◆ EXERCISE GOAL ◆
What follows is a listing to be transcribed exactly.

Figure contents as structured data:
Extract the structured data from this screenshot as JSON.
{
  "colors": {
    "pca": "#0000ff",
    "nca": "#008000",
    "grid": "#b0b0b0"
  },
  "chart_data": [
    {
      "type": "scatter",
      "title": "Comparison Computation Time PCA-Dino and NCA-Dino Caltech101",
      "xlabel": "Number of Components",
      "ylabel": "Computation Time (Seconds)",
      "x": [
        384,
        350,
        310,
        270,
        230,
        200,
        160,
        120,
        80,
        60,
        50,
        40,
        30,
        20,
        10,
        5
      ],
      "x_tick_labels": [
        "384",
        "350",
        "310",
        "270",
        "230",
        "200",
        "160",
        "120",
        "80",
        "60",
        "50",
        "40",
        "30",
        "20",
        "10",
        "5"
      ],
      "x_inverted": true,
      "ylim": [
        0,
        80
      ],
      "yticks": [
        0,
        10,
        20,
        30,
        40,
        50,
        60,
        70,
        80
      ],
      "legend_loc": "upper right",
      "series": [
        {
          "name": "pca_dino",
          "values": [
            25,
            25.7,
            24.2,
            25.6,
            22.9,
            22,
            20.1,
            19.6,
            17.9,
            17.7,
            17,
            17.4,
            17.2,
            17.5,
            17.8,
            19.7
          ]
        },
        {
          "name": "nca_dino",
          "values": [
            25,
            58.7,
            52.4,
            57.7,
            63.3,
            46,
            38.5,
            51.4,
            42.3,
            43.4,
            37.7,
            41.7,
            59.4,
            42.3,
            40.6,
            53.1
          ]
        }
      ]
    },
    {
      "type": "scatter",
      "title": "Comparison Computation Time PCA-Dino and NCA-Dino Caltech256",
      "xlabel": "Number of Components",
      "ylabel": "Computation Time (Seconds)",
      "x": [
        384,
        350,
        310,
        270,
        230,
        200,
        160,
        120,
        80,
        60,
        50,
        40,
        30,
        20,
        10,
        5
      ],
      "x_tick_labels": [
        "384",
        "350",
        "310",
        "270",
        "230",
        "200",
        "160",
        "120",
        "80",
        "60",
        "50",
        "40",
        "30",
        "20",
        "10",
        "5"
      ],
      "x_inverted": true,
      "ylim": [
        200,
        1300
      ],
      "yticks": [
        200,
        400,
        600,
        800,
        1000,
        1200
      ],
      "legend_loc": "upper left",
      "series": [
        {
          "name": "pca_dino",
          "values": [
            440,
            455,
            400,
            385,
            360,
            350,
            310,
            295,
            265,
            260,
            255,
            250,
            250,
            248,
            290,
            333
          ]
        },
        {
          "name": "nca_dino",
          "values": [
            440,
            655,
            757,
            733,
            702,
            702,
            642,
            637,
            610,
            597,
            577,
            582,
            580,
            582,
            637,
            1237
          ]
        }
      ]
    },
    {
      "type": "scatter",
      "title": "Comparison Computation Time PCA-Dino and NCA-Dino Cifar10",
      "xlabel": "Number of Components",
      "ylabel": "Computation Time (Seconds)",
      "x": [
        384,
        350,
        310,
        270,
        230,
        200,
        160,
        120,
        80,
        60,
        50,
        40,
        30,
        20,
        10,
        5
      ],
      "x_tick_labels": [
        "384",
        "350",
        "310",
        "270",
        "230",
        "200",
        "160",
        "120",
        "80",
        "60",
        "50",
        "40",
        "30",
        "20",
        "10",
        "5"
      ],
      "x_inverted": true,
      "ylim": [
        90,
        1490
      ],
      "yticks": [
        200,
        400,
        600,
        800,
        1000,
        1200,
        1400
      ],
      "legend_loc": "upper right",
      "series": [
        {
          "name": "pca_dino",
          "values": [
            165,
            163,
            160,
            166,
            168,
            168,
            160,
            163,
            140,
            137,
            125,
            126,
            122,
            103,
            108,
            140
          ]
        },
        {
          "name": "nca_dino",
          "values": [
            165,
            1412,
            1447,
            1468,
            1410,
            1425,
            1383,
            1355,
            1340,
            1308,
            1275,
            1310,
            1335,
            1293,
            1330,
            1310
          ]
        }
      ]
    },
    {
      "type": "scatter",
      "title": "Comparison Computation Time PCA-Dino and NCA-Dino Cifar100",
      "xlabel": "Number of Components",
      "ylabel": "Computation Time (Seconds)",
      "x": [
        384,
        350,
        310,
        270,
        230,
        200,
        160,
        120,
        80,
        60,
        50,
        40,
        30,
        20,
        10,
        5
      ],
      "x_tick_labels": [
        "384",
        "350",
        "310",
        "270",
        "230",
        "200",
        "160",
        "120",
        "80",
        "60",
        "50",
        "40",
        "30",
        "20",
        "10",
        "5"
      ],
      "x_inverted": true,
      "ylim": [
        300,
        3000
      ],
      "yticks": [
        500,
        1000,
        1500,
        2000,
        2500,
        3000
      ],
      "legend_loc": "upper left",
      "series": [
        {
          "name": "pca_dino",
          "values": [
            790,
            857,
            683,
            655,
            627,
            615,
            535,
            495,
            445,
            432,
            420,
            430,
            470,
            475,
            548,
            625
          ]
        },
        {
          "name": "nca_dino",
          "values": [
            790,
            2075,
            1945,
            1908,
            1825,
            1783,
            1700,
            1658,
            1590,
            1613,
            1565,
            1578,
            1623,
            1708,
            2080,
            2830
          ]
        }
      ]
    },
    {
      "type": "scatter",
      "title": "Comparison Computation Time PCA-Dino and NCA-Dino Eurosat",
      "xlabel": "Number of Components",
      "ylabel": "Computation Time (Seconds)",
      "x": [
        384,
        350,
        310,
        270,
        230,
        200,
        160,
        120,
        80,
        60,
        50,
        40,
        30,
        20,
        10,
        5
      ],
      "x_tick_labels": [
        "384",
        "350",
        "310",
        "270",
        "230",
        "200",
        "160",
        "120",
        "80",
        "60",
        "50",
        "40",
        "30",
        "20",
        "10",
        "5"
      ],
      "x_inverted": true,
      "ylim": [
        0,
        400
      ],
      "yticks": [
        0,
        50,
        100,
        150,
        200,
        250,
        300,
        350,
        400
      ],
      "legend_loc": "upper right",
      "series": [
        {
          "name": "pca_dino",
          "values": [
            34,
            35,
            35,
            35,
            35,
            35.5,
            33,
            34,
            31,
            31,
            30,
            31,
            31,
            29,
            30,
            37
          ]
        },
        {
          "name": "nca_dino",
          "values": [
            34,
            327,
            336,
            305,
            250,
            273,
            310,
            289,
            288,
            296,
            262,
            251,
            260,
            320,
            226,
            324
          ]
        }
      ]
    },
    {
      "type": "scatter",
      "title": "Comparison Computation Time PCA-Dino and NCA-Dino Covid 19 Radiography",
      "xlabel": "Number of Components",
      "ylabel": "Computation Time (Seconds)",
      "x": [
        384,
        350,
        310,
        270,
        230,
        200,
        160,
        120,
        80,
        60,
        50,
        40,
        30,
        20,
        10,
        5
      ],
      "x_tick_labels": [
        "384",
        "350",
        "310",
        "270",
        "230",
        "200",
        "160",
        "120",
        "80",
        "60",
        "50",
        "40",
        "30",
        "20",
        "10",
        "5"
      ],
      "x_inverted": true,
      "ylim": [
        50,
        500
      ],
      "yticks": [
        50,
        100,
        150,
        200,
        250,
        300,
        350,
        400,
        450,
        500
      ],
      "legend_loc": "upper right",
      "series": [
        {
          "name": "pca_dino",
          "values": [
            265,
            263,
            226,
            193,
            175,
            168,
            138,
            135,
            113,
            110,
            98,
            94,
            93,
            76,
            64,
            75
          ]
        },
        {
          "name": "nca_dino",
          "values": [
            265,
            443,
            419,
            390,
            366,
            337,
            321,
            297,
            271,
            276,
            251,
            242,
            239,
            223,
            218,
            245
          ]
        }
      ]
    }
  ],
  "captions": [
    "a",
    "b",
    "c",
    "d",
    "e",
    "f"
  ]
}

◆ SOLUTION FOR THIS PROBLEM ◆
Extract the structured data from this screenshot as JSON.
{
  "colors": {
    "pca": "#0000ff",
    "nca": "#008000",
    "grid": "#b0b0b0"
  },
  "chart_data": [
    {
      "type": "scatter",
      "title": "Comparison Computation Time PCA-Dino and NCA-Dino Caltech101",
      "xlabel": "Number of Components",
      "ylabel": "Computation Time (Seconds)",
      "x": [
        384,
        350,
        310,
        270,
        230,
        200,
        160,
        120,
        80,
        60,
        50,
        40,
        30,
        20,
        10,
        5
      ],
      "x_tick_labels": [
        "384",
        "350",
        "310",
        "270",
        "230",
        "200",
        "160",
        "120",
        "80",
        "60",
        "50",
        "40",
        "30",
        "20",
        "10",
        "5"
      ],
      "x_inverted": true,
      "ylim": [
        0,
        80
      ],
      "yticks": [
        0,
        10,
        20,
        30,
        40,
        50,
        60,
        70,
        80
      ],
      "legend_loc": "upper right",
      "series": [
        {
          "name": "pca_dino",
          "values": [
            25,
            25.7,
            24.2,
            25.6,
            22.9,
            22,
            20.1,
            19.6,
            17.9,
            17.7,
            17,
            17.4,
            17.2,
            17.5,
            17.8,
            19.7
          ]
        },
        {
          "name": "nca_dino",
          "values": [
            25,
            58.7,
            52.4,
            57.7,
            63.3,
            46,
            38.5,
            51.4,
            42.3,
            43.4,
            37.7,
            41.7,
            59.4,
            42.3,
            40.6,
            53.1
          ]
        }
      ]
    },
    {
      "type": "scatter",
      "title": "Comparison Computation Time PCA-Dino and NCA-Dino Caltech256",
      "xlabel": "Number of Components",
      "ylabel": "Computation Time (Seconds)",
      "x": [
        384,
        350,
        310,
        270,
        230,
        200,
        160,
        120,
        80,
        60,
        50,
        40,
        30,
        20,
        10,
        5
      ],
      "x_tick_labels": [
        "384",
        "350",
        "310",
        "270",
        "230",
        "200",
        "160",
        "120",
        "80",
        "60",
        "50",
        "40",
        "30",
        "20",
        "10",
        "5"
      ],
      "x_inverted": true,
      "ylim": [
        200,
        1300
      ],
      "yticks": [
        200,
        400,
        600,
        800,
        1000,
        1200
      ],
      "legend_loc": "upper left",
      "series": [
        {
          "name": "pca_dino",
          "values": [
            440,
            455,
            400,
            385,
            360,
            350,
            310,
            295,
            265,
            260,
            255,
            250,
            250,
            248,
            290,
            333
          ]
        },
        {
          "name": "nca_dino",
          "values": [
            440,
            655,
            757,
            733,
            702,
            702,
            642,
            637,
            610,
            597,
            577,
            582,
            580,
            582,
            637,
            1237
          ]
        }
      ]
    },
    {
      "type": "scatter",
      "title": "Comparison Computation Time PCA-Dino and NCA-Dino Cifar10",
      "xlabel": "Number of Components",
      "ylabel": "Computation Time (Seconds)",
      "x": [
        384,
        350,
        310,
        270,
        230,
        200,
        160,
        120,
        80,
        60,
        50,
        40,
        30,
        20,
        10,
        5
      ],
      "x_tick_labels": [
        "384",
        "350",
        "310",
        "270",
        "230",
        "200",
        "160",
        "120",
        "80",
        "60",
        "50",
        "40",
        "30",
        "20",
        "10",
        "5"
      ],
      "x_inverted": true,
      "ylim": [
        90,
        1490
      ],
      "yticks": [
        200,
        400,
        600,
        800,
        1000,
        1200,
        1400
      ],
      "legend_loc": "upper right",
      "series": [
        {
          "name": "pca_dino",
          "values": [
            165,
            163,
            160,
            166,
            168,
            168,
            160,
            163,
            140,
            137,
            125,
            126,
            122,
            103,
            108,
            140
          ]
        },
        {
          "name": "nca_dino",
          "values": [
            165,
            1412,
            1447,
            1468,
            1410,
            1425,
            1383,
            1355,
            1340,
            1308,
            1275,
            1310,
            1335,
            1293,
            1330,
            1310
          ]
        }
      ]
    },
    {
      "type": "scatter",
      "title": "Comparison Computation Time PCA-Dino and NCA-Dino Cifar100",
      "xlabel": "Number of Components",
      "ylabel": "Computation Time (Seconds)",
      "x": [
        384,
        350,
        310,
        270,
        230,
        200,
        160,
        120,
        80,
        60,
        50,
        40,
        30,
        20,
        10,
        5
      ],
      "x_tick_labels": [
        "384",
        "350",
        "310",
        "270",
        "230",
        "200",
        "160",
        "120",
        "80",
        "60",
        "50",
        "40",
        "30",
        "20",
        "10",
        "5"
      ],
      "x_inverted": true,
      "ylim": [
        300,
        3000
      ],
      "yticks": [
        500,
        1000,
        1500,
        2000,
        2500,
        3000
      ],
      "legend_loc": "upper left",
      "series": [
        {
          "name": "pca_dino",
          "values": [
            790,
            857,
            683,
            655,
            627,
            615,
            535,
            495,
            445,
            432,
            420,
            430,
            470,
            475,
            548,
            625
          ]
        },
        {
          "name": "nca_dino",
          "values": [
            790,
            2075,
            1945,
            1908,
            1825,
            1783,
            1700,
            1658,
            1590,
            1613,
            1565,
            1578,
            1623,
            1708,
            2080,
            2830
          ]
        }
      ]
    },
    {
      "type": "scatter",
      "title": "Comparison Computation Time PCA-Dino and NCA-Dino Eurosat",
      "xlabel": "Number of Components",
      "ylabel": "Computation Time (Seconds)",
      "x": [
        384,
        350,
        310,
        270,
        230,
        200,
        160,
        120,
        80,
        60,
        50,
        40,
        30,
        20,
        10,
        5
      ],
      "x_tick_labels": [
        "384",
        "350",
        "310",
        "270",
        "230",
        "200",
        "160",
        "120",
        "80",
        "60",
        "50",
        "40",
        "30",
        "20",
        "10",
        "5"
      ],
      "x_inverted": true,
      "ylim": [
        0,
        400
      ],
      "yticks": [
        0,
        50,
        100,
        150,
        200,
        250,
        300,
        350,
        400
      ],
      "legend_loc": "upper right",
      "series": [
        {
          "name": "pca_dino",
          "values": [
            34,
            35,
            35,
            35,
            35,
            35.5,
            33,
            34,
            31,
            31,
            30,
            31,
            31,
            29,
            30,
            37
          ]
        },
        {
          "name": "nca_dino",
          "values": [
            34,
            327,
            336,
            305,
            250,
            273,
            310,
            289,
            288,
            296,
            262,
            251,
            260,
            320,
            226,
            324
          ]
        }
      ]
    },
    {
      "type": "scatter",
      "title": "Comparison Computation Time PCA-Dino and NCA-Dino Covid 19 Radiography",
      "xlabel": "Number of Components",
      "ylabel": "Computation Time (Seconds)",
      "x": [
        384,
        350,
        310,
        270,
        230,
        200,
        160,
        120,
        80,
        60,
        50,
        40,
        30,
        20,
        10,
        5
      ],
      "x_tick_labels": [
        "384",
        "350",
        "310",
        "270",
        "230",
        "200",
        "160",
        "120",
        "80",
        "60",
        "50",
        "40",
        "30",
        "20",
        "10",
        "5"
      ],
      "x_inverted": true,
      "ylim": [
        50,
        500
      ],
      "yticks": [
        50,
        100,
        150,
        200,
        250,
        300,
        350,
        400,
        450,
        500
      ],
      "legend_loc": "upper right",
      "series": [
        {
          "name": "pca_dino",
          "values": [
            265,
            263,
            226,
            193,
            175,
            168,
            138,
            135,
            113,
            110,
            98,
            94,
            93,
            76,
            64,
            75
          ]
        },
        {
          "name": "nca_dino",
          "values": [
            265,
            443,
            419,
            390,
            366,
            337,
            321,
            297,
            271,
            276,
            251,
            242,
            239,
            223,
            218,
            245
          ]
        }
      ]
    }
  ],
  "captions": [
    "a",
    "b",
    "c",
    "d",
    "e",
    "f"
  ]
}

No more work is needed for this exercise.